- [Short task]
Copy the entries below exactly. Images do not belong in the copy.
** START Exercise materials **
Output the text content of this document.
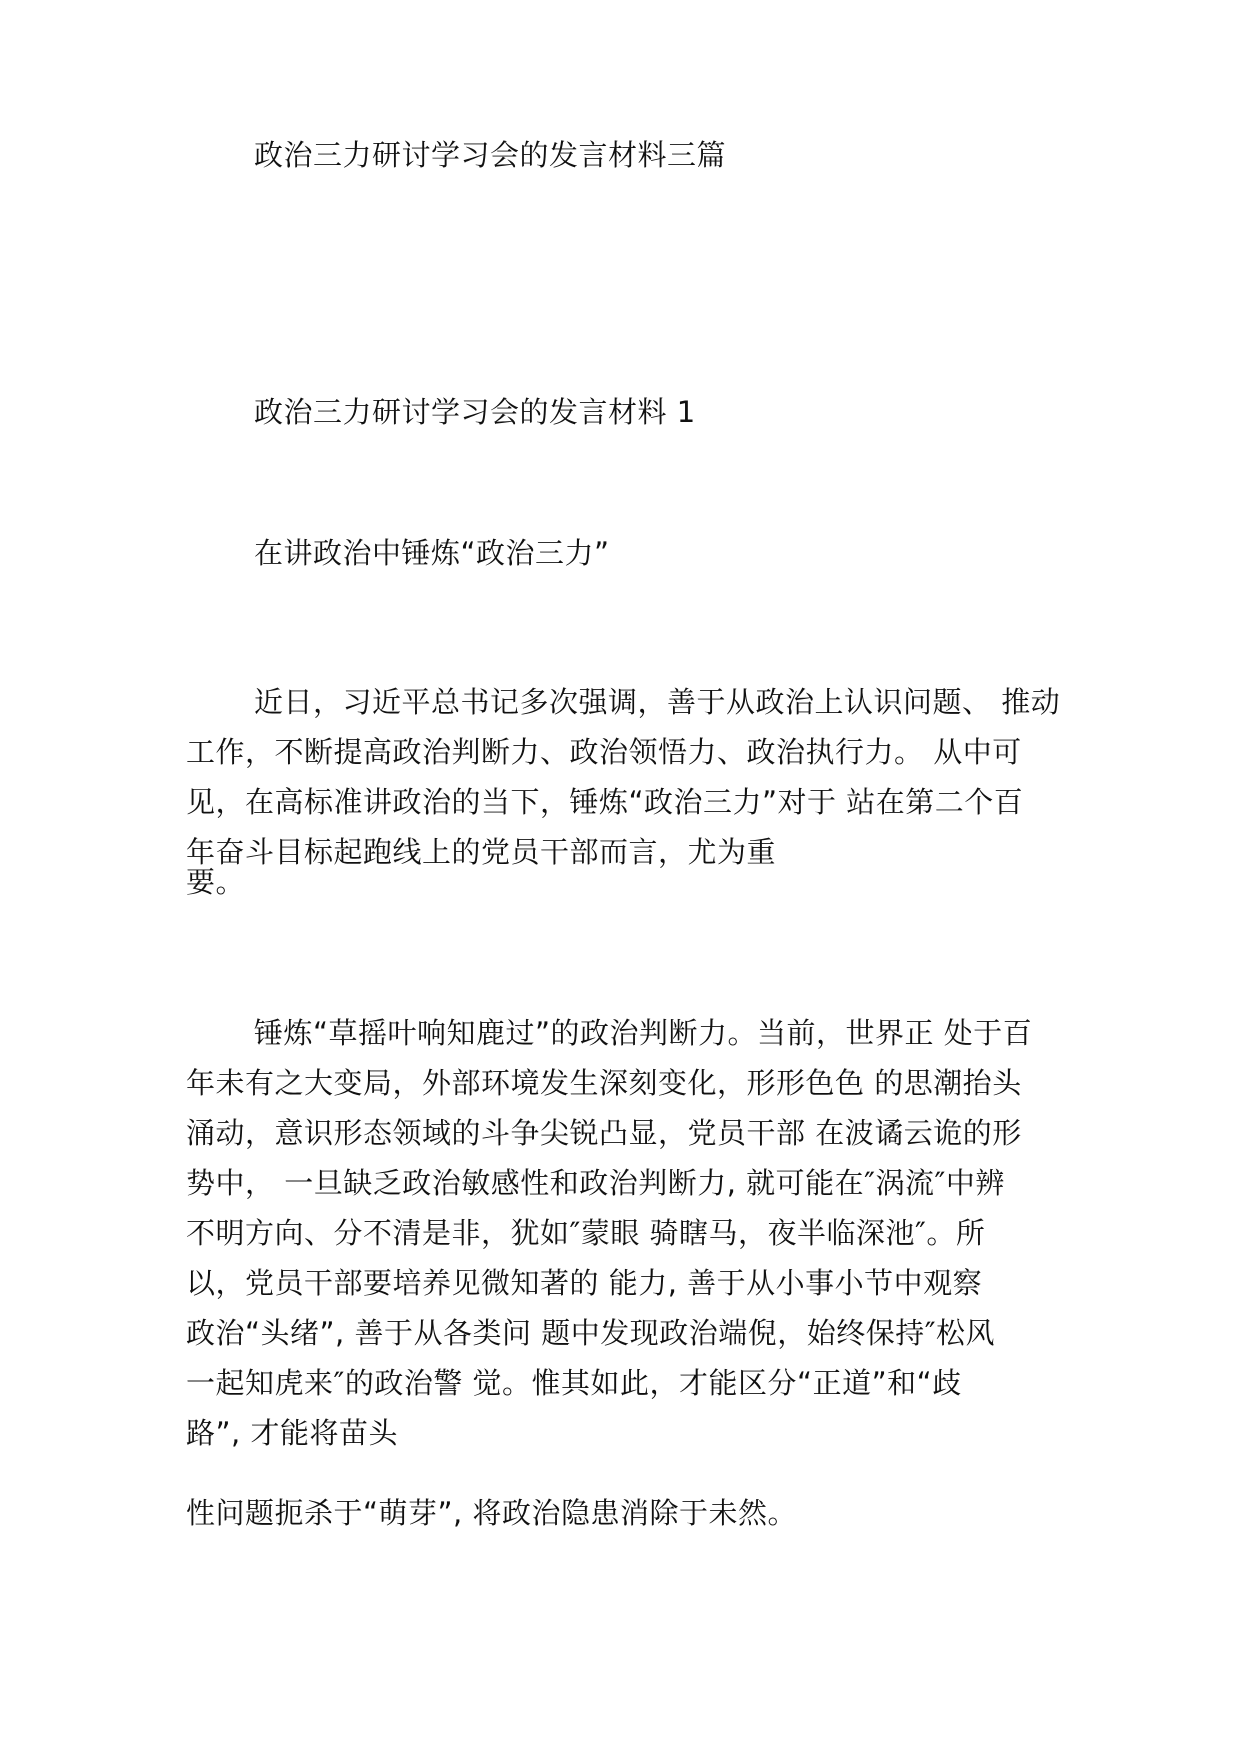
政治三力研讨学习会的发言材料三篇
政治三力研讨学习会的发言材料 1
在讲政治中锤炼“政治三力”
近日，习近平总书记多次强调，善于从政治上认识问题、 推动
工作，不断提高政治判断力、政治领悟力、政治执行力。 从中可
见，在高标准讲政治的当下，锤炼“政治三力”对于 站在第二个百
年奋斗目标起跑线上的党员干部而言，尤为重
要。
锤炼“草摇叶响知鹿过”的政治判断力。当前，世界正 处于百
年未有之大变局，外部环境发生深刻变化，形形色色 的思潮抬头
涌动，意识形态领域的斗争尖锐凸显，党员干部 在波谲云诡的形
势中， 一旦缺乏政治敏感性和政治判断力, 就可能在″涡流″中辨
不明方向、分不清是非，犹如″蒙眼 骑瞎马，夜半临深池″。所
以，党员干部要培养见微知著的 能力, 善于从小事小节中观察
政治“头绪”, 善于从各类问 题中发现政治端倪，始终保持″松风
一起知虎来″的政治警 觉。惟其如此，才能区分“正道”和“歧
路”, 才能将苗头
性问题扼杀于“萌芽”, 将政治隐患消除于未然。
** END Exercise materials **
- [Reply]
Output the text content of this document.
政治三力研讨学习会的发言材料三篇
政治三力研讨学习会的发言材料 1
在讲政治中锤炼“政治三力”
近日，习近平总书记多次强调，善于从政治上认识问题、 推动
工作，不断提高政治判断力、政治领悟力、政治执行力。 从中可
见，在高标准讲政治的当下，锤炼“政治三力”对于 站在第二个百
年奋斗目标起跑线上的党员干部而言，尤为重
要。
锤炼“草摇叶响知鹿过”的政治判断力。当前，世界正 处于百
年未有之大变局，外部环境发生深刻变化，形形色色 的思潮抬头
涌动，意识形态领域的斗争尖锐凸显，党员干部 在波谲云诡的形
势中， 一旦缺乏政治敏感性和政治判断力, 就可能在″涡流″中辨
不明方向、分不清是非，犹如″蒙眼 骑瞎马，夜半临深池″。所
以，党员干部要培养见微知著的 能力, 善于从小事小节中观察
政治“头绪”, 善于从各类问 题中发现政治端倪，始终保持″松风
一起知虎来″的政治警 觉。惟其如此，才能区分“正道”和“歧
路”, 才能将苗头
性问题扼杀于“萌芽”, 将政治隐患消除于未然。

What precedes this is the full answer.